WHAT YOU WILL DO - Set down each record exactly as written.

EXERCISE INPUT -
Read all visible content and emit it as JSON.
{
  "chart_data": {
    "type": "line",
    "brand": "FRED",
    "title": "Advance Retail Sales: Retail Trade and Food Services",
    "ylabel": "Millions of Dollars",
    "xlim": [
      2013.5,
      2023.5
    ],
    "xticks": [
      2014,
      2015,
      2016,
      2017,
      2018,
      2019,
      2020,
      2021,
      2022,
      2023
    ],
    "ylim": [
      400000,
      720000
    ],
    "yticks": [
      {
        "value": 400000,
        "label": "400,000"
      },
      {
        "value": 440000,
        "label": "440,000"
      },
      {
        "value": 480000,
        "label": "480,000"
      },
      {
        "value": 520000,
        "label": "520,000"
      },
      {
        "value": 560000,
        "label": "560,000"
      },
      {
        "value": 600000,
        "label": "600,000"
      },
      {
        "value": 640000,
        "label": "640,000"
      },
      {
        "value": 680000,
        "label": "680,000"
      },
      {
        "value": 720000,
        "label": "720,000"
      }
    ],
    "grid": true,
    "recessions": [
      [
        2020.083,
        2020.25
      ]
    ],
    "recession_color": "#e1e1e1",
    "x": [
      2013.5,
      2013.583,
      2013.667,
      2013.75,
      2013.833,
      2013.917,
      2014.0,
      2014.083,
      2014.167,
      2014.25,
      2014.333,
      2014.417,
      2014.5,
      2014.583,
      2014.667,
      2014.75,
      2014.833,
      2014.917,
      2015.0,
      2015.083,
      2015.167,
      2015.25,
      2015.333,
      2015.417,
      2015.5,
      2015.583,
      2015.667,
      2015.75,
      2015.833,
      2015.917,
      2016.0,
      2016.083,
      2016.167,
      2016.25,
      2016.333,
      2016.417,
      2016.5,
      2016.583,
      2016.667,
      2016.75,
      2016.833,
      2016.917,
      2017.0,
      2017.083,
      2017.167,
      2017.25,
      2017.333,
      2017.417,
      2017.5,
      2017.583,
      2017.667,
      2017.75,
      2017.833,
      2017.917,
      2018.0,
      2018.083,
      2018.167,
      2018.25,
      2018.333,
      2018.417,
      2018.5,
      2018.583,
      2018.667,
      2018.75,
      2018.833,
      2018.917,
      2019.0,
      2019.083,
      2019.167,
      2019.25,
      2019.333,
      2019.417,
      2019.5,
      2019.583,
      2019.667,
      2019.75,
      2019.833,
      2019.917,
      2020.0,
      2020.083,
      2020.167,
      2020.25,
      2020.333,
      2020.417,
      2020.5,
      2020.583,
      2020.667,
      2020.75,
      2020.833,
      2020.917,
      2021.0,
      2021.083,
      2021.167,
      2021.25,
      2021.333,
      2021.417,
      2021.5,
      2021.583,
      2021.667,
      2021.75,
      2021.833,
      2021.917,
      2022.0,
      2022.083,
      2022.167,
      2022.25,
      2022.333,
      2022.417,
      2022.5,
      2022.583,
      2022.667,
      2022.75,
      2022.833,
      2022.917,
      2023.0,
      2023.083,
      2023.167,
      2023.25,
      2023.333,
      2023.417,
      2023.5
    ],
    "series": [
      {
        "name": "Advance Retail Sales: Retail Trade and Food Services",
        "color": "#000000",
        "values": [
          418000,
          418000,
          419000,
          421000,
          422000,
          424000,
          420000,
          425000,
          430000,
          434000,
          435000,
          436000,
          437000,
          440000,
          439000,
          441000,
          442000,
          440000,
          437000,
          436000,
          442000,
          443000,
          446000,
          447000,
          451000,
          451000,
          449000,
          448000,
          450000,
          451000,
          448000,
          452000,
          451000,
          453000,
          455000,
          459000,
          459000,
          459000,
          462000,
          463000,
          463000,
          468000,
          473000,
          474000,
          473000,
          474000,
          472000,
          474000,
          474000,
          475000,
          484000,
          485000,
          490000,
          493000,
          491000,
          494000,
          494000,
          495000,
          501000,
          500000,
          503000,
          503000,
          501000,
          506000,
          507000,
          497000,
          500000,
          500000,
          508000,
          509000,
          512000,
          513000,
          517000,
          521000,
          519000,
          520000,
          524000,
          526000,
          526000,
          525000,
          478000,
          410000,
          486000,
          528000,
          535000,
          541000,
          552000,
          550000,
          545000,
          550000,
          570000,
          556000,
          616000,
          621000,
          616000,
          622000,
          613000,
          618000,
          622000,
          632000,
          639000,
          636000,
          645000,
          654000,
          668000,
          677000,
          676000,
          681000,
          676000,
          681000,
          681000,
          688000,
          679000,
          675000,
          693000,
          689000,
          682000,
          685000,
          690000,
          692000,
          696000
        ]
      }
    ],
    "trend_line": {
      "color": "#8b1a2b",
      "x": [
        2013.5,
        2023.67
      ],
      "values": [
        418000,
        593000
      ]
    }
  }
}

REPLY TO THE EXERCISE -
Read all visible content and emit it as JSON.
{
  "chart_data": {
    "type": "line",
    "brand": "FRED",
    "title": "Advance Retail Sales: Retail Trade and Food Services",
    "ylabel": "Millions of Dollars",
    "xlim": [
      2013.5,
      2023.5
    ],
    "xticks": [
      2014,
      2015,
      2016,
      2017,
      2018,
      2019,
      2020,
      2021,
      2022,
      2023
    ],
    "ylim": [
      400000,
      720000
    ],
    "yticks": [
      {
        "value": 400000,
        "label": "400,000"
      },
      {
        "value": 440000,
        "label": "440,000"
      },
      {
        "value": 480000,
        "label": "480,000"
      },
      {
        "value": 520000,
        "label": "520,000"
      },
      {
        "value": 560000,
        "label": "560,000"
      },
      {
        "value": 600000,
        "label": "600,000"
      },
      {
        "value": 640000,
        "label": "640,000"
      },
      {
        "value": 680000,
        "label": "680,000"
      },
      {
        "value": 720000,
        "label": "720,000"
      }
    ],
    "grid": true,
    "recessions": [
      [
        2020.083,
        2020.25
      ]
    ],
    "recession_color": "#e1e1e1",
    "x": [
      2013.5,
      2013.583,
      2013.667,
      2013.75,
      2013.833,
      2013.917,
      2014.0,
      2014.083,
      2014.167,
      2014.25,
      2014.333,
      2014.417,
      2014.5,
      2014.583,
      2014.667,
      2014.75,
      2014.833,
      2014.917,
      2015.0,
      2015.083,
      2015.167,
      2015.25,
      2015.333,
      2015.417,
      2015.5,
      2015.583,
      2015.667,
      2015.75,
      2015.833,
      2015.917,
      2016.0,
      2016.083,
      2016.167,
      2016.25,
      2016.333,
      2016.417,
      2016.5,
      2016.583,
      2016.667,
      2016.75,
      2016.833,
      2016.917,
      2017.0,
      2017.083,
      2017.167,
      2017.25,
      2017.333,
      2017.417,
      2017.5,
      2017.583,
      2017.667,
      2017.75,
      2017.833,
      2017.917,
      2018.0,
      2018.083,
      2018.167,
      2018.25,
      2018.333,
      2018.417,
      2018.5,
      2018.583,
      2018.667,
      2018.75,
      2018.833,
      2018.917,
      2019.0,
      2019.083,
      2019.167,
      2019.25,
      2019.333,
      2019.417,
      2019.5,
      2019.583,
      2019.667,
      2019.75,
      2019.833,
      2019.917,
      2020.0,
      2020.083,
      2020.167,
      2020.25,
      2020.333,
      2020.417,
      2020.5,
      2020.583,
      2020.667,
      2020.75,
      2020.833,
      2020.917,
      2021.0,
      2021.083,
      2021.167,
      2021.25,
      2021.333,
      2021.417,
      2021.5,
      2021.583,
      2021.667,
      2021.75,
      2021.833,
      2021.917,
      2022.0,
      2022.083,
      2022.167,
      2022.25,
      2022.333,
      2022.417,
      2022.5,
      2022.583,
      2022.667,
      2022.75,
      2022.833,
      2022.917,
      2023.0,
      2023.083,
      2023.167,
      2023.25,
      2023.333,
      2023.417,
      2023.5
    ],
    "series": [
      {
        "name": "Advance Retail Sales: Retail Trade and Food Services",
        "color": "#000000",
        "values": [
          418000,
          418000,
          419000,
          421000,
          422000,
          424000,
          420000,
          425000,
          430000,
          434000,
          435000,
          436000,
          437000,
          440000,
          439000,
          441000,
          442000,
          440000,
          437000,
          436000,
          442000,
          443000,
          446000,
          447000,
          451000,
          451000,
          449000,
          448000,
          450000,
          451000,
          448000,
          452000,
          451000,
          453000,
          455000,
          459000,
          459000,
          459000,
          462000,
          463000,
          463000,
          468000,
          473000,
          474000,
          473000,
          474000,
          472000,
          474000,
          474000,
          475000,
          484000,
          485000,
          490000,
          493000,
          491000,
          494000,
          494000,
          495000,
          501000,
          500000,
          503000,
          503000,
          501000,
          506000,
          507000,
          497000,
          500000,
          500000,
          508000,
          509000,
          512000,
          513000,
          517000,
          521000,
          519000,
          520000,
          524000,
          526000,
          526000,
          525000,
          478000,
          410000,
          486000,
          528000,
          535000,
          541000,
          552000,
          550000,
          545000,
          550000,
          570000,
          556000,
          616000,
          621000,
          616000,
          622000,
          613000,
          618000,
          622000,
          632000,
          639000,
          636000,
          645000,
          654000,
          668000,
          677000,
          676000,
          681000,
          676000,
          681000,
          681000,
          688000,
          679000,
          675000,
          693000,
          689000,
          682000,
          685000,
          690000,
          692000,
          696000
        ]
      }
    ],
    "trend_line": {
      "color": "#8b1a2b",
      "x": [
        2013.5,
        2023.67
      ],
      "values": [
        418000,
        593000
      ]
    }
  }
}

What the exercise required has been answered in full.